| Work to complete |
Below are the records. Gather each line that holds "MENGKUANG".
━━ Extracted records
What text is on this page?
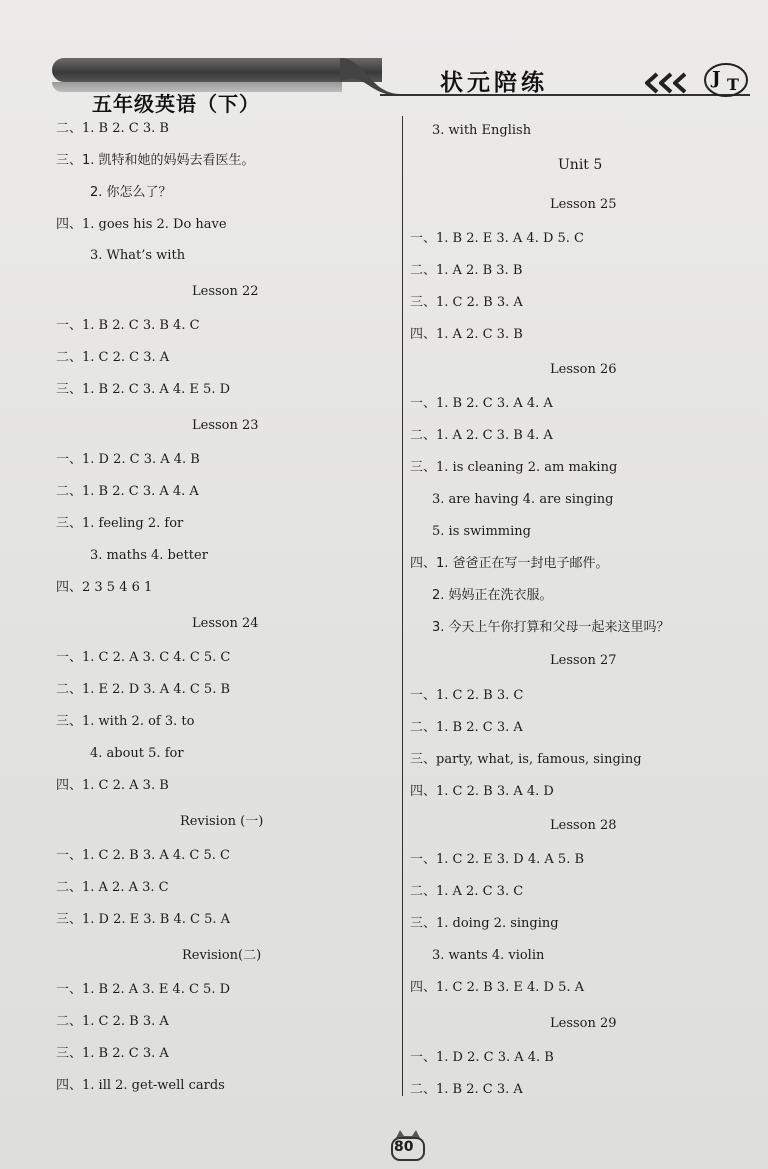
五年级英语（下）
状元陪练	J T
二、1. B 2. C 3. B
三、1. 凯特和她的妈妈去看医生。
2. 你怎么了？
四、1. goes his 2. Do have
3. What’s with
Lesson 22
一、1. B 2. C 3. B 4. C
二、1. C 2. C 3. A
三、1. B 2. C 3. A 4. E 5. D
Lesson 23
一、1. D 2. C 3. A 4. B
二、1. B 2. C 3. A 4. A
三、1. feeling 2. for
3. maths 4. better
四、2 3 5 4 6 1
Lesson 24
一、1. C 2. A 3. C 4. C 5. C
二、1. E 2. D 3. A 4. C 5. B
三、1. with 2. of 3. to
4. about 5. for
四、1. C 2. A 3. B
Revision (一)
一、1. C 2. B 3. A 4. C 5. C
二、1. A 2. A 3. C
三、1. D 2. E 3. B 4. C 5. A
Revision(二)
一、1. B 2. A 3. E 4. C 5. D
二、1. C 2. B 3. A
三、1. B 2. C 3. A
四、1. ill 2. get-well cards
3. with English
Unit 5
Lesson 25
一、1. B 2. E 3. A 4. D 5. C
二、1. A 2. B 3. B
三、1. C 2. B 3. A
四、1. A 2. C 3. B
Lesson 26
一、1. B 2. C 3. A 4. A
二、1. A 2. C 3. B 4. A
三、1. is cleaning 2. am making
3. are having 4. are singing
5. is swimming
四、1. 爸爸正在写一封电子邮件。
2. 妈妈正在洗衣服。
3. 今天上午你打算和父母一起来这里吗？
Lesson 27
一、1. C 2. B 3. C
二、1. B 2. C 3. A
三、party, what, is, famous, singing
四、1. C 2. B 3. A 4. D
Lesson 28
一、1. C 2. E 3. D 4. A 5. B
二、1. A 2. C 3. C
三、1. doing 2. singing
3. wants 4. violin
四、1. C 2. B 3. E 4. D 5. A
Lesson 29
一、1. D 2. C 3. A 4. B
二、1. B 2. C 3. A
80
━━━━
━━ Extracted records
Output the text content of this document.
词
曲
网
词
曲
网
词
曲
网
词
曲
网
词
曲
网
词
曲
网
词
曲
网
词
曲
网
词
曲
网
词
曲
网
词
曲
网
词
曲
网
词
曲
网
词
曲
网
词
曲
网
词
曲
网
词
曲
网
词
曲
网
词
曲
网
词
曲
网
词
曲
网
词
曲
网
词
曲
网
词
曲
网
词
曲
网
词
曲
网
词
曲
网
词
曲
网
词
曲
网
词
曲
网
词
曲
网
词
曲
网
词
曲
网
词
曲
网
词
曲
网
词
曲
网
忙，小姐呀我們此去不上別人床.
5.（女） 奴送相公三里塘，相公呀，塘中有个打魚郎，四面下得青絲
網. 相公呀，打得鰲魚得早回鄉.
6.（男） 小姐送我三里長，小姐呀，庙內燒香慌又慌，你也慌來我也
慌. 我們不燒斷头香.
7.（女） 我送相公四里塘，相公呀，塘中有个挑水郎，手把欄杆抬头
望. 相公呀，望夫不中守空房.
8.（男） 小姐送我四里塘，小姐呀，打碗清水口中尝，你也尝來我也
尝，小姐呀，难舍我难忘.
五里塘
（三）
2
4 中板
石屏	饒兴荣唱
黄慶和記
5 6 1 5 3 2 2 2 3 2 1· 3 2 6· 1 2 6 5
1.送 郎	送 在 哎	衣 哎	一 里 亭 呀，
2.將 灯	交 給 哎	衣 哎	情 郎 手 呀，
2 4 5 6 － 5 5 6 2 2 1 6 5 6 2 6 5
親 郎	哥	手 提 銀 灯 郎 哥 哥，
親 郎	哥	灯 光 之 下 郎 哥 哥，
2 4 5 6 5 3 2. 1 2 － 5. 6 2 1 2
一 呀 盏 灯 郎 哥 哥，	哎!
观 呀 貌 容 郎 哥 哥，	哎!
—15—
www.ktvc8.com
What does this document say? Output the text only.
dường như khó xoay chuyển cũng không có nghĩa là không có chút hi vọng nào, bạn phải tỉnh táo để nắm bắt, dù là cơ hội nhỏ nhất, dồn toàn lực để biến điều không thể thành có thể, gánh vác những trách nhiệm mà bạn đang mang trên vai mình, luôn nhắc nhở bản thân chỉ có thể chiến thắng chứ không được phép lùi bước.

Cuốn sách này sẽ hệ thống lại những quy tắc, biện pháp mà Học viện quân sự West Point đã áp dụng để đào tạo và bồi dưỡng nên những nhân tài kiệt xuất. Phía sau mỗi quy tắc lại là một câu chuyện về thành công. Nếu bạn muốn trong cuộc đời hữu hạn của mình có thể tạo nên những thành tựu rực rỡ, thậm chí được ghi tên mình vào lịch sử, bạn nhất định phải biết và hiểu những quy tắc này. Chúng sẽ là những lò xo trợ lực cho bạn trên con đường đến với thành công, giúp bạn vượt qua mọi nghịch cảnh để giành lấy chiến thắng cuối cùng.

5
━━━━
━━ Extracted records
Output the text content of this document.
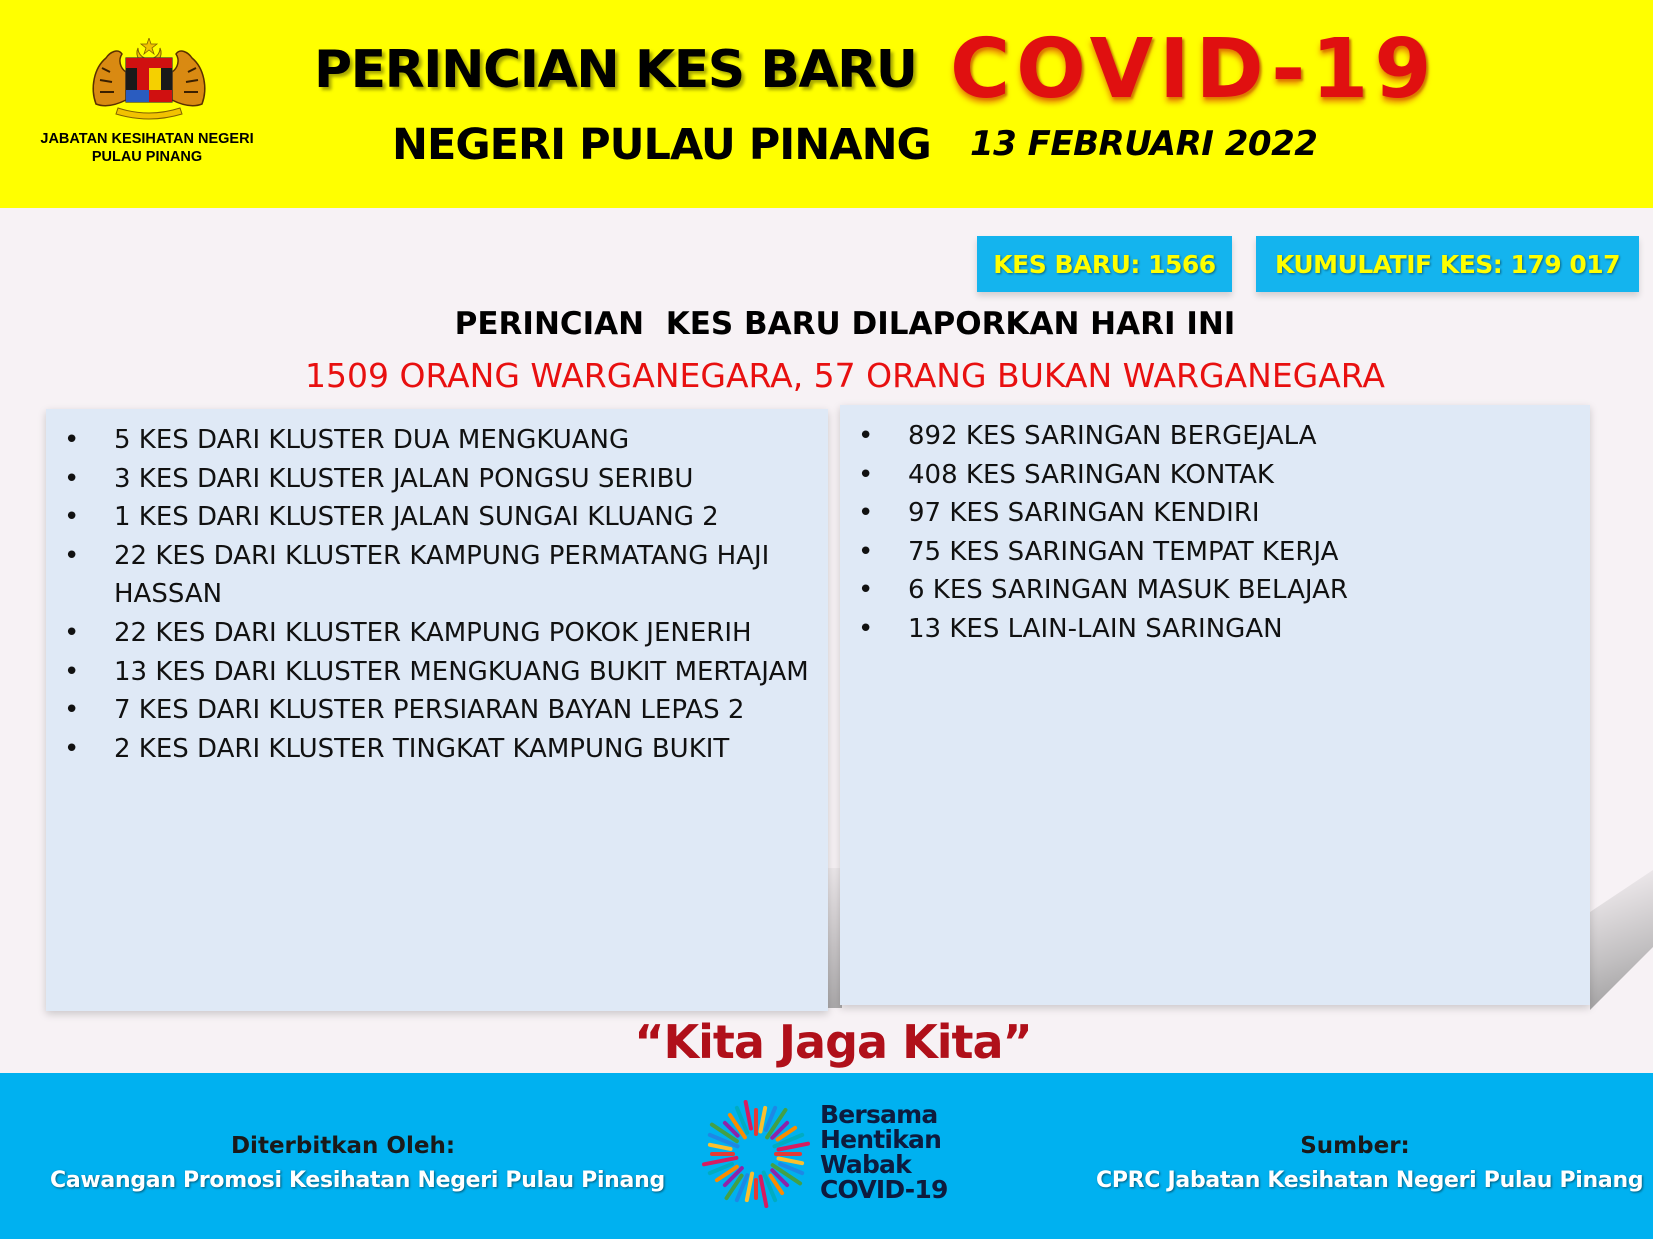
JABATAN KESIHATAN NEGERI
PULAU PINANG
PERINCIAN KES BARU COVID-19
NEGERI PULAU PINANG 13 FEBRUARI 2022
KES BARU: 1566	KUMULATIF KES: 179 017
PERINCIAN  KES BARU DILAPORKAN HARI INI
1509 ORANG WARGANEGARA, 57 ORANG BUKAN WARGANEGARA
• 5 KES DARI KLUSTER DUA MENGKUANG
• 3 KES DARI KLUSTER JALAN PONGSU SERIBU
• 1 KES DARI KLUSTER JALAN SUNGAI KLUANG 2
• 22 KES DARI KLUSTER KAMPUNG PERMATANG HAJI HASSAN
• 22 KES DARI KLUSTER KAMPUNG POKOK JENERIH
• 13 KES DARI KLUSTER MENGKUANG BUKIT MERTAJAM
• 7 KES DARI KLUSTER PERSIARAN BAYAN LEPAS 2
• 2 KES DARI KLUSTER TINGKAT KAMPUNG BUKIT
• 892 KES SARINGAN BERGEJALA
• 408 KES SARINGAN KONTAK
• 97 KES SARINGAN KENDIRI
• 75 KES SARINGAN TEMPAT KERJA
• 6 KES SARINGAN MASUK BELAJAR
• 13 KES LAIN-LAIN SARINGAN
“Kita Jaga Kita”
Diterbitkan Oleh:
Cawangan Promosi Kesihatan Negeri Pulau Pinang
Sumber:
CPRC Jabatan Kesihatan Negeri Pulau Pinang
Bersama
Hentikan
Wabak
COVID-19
━━━━
| Solution to this exercise |
• 5 KES DARI KLUSTER DUA MENGKUANG
• 13 KES DARI KLUSTER MENGKUANG BUKIT MERTAJAM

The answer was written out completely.